**The exercise**
Write out the records beneath this line exactly as they appear, minus any images.

— begin Data for this exercise —

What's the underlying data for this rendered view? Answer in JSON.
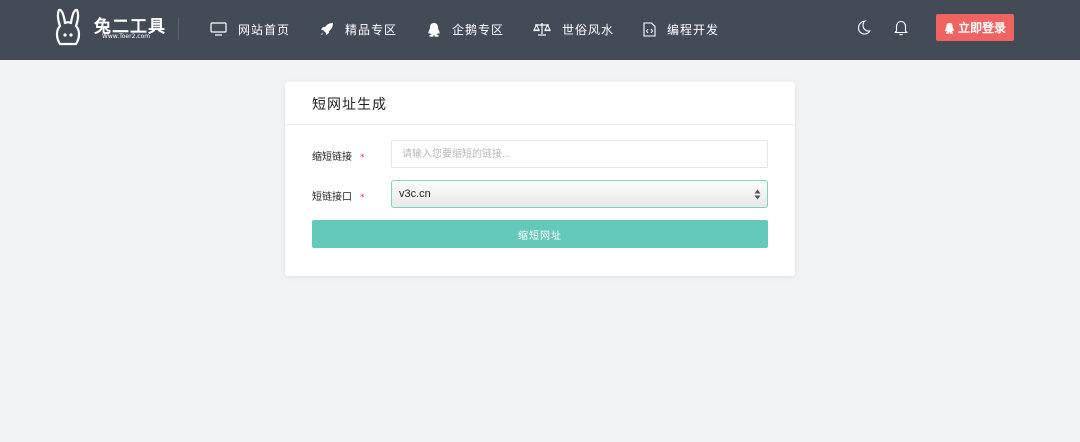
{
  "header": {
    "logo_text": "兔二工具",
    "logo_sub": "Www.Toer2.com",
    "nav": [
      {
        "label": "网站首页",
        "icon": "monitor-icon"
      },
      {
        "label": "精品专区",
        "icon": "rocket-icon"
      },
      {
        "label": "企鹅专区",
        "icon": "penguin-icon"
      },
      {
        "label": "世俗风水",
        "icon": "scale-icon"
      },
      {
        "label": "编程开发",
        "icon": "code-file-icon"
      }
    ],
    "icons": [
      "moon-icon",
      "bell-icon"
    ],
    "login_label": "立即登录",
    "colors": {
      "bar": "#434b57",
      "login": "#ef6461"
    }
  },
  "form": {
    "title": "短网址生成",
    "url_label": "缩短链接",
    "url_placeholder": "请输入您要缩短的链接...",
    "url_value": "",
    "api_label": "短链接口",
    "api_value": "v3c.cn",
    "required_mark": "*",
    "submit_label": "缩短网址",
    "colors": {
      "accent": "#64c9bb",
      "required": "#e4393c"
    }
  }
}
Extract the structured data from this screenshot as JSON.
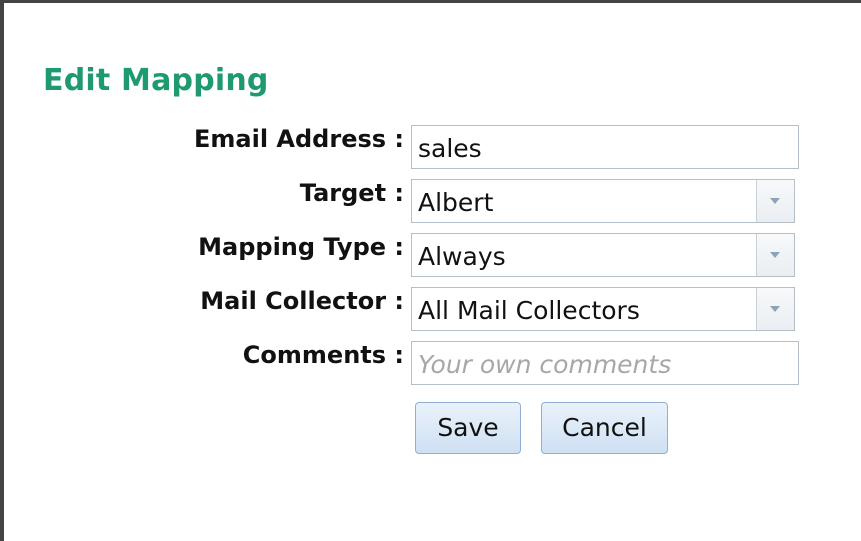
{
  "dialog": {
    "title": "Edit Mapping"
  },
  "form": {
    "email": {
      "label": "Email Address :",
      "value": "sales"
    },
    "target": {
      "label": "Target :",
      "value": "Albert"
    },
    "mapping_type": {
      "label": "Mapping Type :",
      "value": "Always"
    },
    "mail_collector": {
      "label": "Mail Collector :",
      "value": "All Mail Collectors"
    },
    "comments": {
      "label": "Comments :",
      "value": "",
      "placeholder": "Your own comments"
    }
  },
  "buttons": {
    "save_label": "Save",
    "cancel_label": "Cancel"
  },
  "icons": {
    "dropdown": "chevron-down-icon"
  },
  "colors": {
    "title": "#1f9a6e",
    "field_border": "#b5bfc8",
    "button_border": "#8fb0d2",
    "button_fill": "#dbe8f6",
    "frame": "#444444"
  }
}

— end Data for this exercise —

**Task response**
What's the underlying data for this rendered view? Answer in JSON.
{
  "header": {
    "logo_text": "兔二工具",
    "logo_sub": "Www.Toer2.com",
    "nav": [
      {
        "label": "网站首页",
        "icon": "monitor-icon"
      },
      {
        "label": "精品专区",
        "icon": "rocket-icon"
      },
      {
        "label": "企鹅专区",
        "icon": "penguin-icon"
      },
      {
        "label": "世俗风水",
        "icon": "scale-icon"
      },
      {
        "label": "编程开发",
        "icon": "code-file-icon"
      }
    ],
    "icons": [
      "moon-icon",
      "bell-icon"
    ],
    "login_label": "立即登录",
    "colors": {
      "bar": "#434b57",
      "login": "#ef6461"
    }
  },
  "form": {
    "title": "短网址生成",
    "url_label": "缩短链接",
    "url_placeholder": "请输入您要缩短的链接...",
    "url_value": "",
    "api_label": "短链接口",
    "api_value": "v3c.cn",
    "required_mark": "*",
    "submit_label": "缩短网址",
    "colors": {
      "accent": "#64c9bb",
      "required": "#e4393c"
    }
  }
}
Extract the structured data from this screenshot as JSON.
{
  "dialog": {
    "title": "Edit Mapping"
  },
  "form": {
    "email": {
      "label": "Email Address :",
      "value": "sales"
    },
    "target": {
      "label": "Target :",
      "value": "Albert"
    },
    "mapping_type": {
      "label": "Mapping Type :",
      "value": "Always"
    },
    "mail_collector": {
      "label": "Mail Collector :",
      "value": "All Mail Collectors"
    },
    "comments": {
      "label": "Comments :",
      "value": "",
      "placeholder": "Your own comments"
    }
  },
  "buttons": {
    "save_label": "Save",
    "cancel_label": "Cancel"
  },
  "icons": {
    "dropdown": "chevron-down-icon"
  },
  "colors": {
    "title": "#1f9a6e",
    "field_border": "#b5bfc8",
    "button_border": "#8fb0d2",
    "button_fill": "#dbe8f6",
    "frame": "#444444"
  }
}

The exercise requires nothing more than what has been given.